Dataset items
——

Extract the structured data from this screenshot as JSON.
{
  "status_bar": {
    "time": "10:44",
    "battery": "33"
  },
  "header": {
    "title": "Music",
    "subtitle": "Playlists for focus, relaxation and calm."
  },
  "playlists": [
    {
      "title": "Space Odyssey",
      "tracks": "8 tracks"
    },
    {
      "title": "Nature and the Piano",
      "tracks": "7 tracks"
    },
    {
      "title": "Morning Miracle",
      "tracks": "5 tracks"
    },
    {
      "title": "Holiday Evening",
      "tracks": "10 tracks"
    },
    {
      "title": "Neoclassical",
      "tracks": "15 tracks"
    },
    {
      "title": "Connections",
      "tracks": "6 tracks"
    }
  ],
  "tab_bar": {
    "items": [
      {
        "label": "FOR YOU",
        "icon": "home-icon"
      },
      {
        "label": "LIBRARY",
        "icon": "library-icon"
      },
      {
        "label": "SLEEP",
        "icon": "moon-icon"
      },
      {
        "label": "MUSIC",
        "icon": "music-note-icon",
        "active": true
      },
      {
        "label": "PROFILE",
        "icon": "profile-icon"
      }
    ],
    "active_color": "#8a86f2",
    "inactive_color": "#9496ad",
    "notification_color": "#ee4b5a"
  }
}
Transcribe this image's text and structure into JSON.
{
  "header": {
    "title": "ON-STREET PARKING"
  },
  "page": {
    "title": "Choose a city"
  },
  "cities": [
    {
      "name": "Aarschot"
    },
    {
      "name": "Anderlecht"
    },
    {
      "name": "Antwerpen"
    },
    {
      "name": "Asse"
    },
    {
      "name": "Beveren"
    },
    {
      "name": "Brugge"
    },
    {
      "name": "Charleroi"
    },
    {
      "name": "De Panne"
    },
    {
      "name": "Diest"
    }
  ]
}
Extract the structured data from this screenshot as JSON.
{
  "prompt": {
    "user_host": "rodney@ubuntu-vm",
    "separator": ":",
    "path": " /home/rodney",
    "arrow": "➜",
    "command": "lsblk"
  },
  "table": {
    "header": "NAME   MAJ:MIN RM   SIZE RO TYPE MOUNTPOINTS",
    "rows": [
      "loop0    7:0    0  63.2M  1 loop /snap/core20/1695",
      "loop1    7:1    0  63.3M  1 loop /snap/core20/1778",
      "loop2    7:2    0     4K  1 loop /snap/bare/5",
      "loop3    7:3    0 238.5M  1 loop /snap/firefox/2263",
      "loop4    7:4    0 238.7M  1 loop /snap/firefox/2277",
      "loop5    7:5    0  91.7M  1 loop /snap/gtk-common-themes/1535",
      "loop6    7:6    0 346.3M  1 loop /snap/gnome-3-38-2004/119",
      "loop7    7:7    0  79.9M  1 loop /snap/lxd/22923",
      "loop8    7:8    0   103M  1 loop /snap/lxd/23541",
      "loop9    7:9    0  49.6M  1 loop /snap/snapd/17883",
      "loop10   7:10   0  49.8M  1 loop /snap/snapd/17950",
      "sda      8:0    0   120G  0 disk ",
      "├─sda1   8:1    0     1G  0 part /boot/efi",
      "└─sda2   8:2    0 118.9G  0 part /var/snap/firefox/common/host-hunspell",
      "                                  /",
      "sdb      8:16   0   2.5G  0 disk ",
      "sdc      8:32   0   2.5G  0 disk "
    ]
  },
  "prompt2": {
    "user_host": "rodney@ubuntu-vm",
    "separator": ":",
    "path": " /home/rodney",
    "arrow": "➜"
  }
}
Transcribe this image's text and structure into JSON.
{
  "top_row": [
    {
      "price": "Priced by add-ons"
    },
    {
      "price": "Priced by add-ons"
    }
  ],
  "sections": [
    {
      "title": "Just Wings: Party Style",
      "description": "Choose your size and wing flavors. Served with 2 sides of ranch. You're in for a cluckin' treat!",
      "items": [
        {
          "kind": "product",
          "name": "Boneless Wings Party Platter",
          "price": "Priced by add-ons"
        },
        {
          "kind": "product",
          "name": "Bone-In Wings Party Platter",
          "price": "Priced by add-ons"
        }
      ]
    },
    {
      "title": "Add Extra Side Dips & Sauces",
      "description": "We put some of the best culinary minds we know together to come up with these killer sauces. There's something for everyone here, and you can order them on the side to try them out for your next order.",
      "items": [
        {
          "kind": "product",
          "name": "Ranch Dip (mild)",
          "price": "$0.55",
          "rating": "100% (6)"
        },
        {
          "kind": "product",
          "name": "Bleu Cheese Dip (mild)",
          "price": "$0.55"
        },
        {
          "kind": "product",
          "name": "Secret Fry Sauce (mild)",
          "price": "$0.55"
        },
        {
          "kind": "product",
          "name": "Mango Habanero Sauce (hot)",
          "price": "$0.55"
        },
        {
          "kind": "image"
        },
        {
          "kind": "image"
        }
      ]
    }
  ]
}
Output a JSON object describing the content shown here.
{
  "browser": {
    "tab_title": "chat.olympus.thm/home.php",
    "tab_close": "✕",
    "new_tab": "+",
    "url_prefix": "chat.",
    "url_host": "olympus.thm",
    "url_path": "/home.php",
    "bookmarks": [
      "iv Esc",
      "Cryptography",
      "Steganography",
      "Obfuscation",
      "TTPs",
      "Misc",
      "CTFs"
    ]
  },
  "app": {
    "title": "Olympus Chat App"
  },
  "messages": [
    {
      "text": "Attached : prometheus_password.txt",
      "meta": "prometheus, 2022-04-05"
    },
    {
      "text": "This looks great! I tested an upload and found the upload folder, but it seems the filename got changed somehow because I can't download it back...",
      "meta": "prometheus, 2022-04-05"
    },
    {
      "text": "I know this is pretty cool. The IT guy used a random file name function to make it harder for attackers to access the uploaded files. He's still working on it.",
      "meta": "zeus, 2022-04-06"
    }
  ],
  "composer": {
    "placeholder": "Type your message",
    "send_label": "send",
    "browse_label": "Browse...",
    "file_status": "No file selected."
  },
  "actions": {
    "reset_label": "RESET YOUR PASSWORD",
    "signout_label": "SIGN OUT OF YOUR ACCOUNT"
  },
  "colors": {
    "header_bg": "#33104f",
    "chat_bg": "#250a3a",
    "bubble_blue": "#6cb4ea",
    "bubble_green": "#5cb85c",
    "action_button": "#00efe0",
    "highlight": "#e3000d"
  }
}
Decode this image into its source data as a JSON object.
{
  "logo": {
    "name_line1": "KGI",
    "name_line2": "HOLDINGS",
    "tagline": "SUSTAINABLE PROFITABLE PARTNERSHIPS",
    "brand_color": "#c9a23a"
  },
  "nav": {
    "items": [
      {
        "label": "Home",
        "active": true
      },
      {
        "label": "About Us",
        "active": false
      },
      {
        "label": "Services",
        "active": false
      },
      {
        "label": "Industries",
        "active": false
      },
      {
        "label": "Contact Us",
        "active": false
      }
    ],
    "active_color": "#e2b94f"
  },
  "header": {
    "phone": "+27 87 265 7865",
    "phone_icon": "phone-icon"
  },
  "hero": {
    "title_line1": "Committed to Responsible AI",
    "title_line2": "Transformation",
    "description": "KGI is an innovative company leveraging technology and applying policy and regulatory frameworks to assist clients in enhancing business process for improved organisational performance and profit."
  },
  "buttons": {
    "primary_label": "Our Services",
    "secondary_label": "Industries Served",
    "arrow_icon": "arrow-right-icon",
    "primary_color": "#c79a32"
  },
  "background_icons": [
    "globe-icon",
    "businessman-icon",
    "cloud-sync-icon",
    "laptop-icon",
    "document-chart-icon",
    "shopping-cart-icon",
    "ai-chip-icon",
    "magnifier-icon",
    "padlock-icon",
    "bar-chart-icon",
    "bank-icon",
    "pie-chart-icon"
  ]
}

——

• PROMPT
In the listing above, find the line containing "Decode this image" and please quote exactly that line through the last one, and no other lines.

• COMPLETE OUTPUT
Decode this image into its source data as a JSON object.
{
  "logo": {
    "name_line1": "KGI",
    "name_line2": "HOLDINGS",
    "tagline": "SUSTAINABLE PROFITABLE PARTNERSHIPS",
    "brand_color": "#c9a23a"
  },
  "nav": {
    "items": [
      {
        "label": "Home",
        "active": true
      },
      {
        "label": "About Us",
        "active": false
      },
      {
        "label": "Services",
        "active": false
      },
      {
        "label": "Industries",
        "active": false
      },
      {
        "label": "Contact Us",
        "active": false
      }
    ],
    "active_color": "#e2b94f"
  },
  "header": {
    "phone": "+27 87 265 7865",
    "phone_icon": "phone-icon"
  },
  "hero": {
    "title_line1": "Committed to Responsible AI",
    "title_line2": "Transformation",
    "description": "KGI is an innovative company leveraging technology and applying policy and regulatory frameworks to assist clients in enhancing business process for improved organisational performance and profit."
  },
  "buttons": {
    "primary_label": "Our Services",
    "secondary_label": "Industries Served",
    "arrow_icon": "arrow-right-icon",
    "primary_color": "#c79a32"
  },
  "background_icons": [
    "globe-icon",
    "businessman-icon",
    "cloud-sync-icon",
    "laptop-icon",
    "document-chart-icon",
    "shopping-cart-icon",
    "ai-chip-icon",
    "magnifier-icon",
    "padlock-icon",
    "bar-chart-icon",
    "bank-icon",
    "pie-chart-icon"
  ]
}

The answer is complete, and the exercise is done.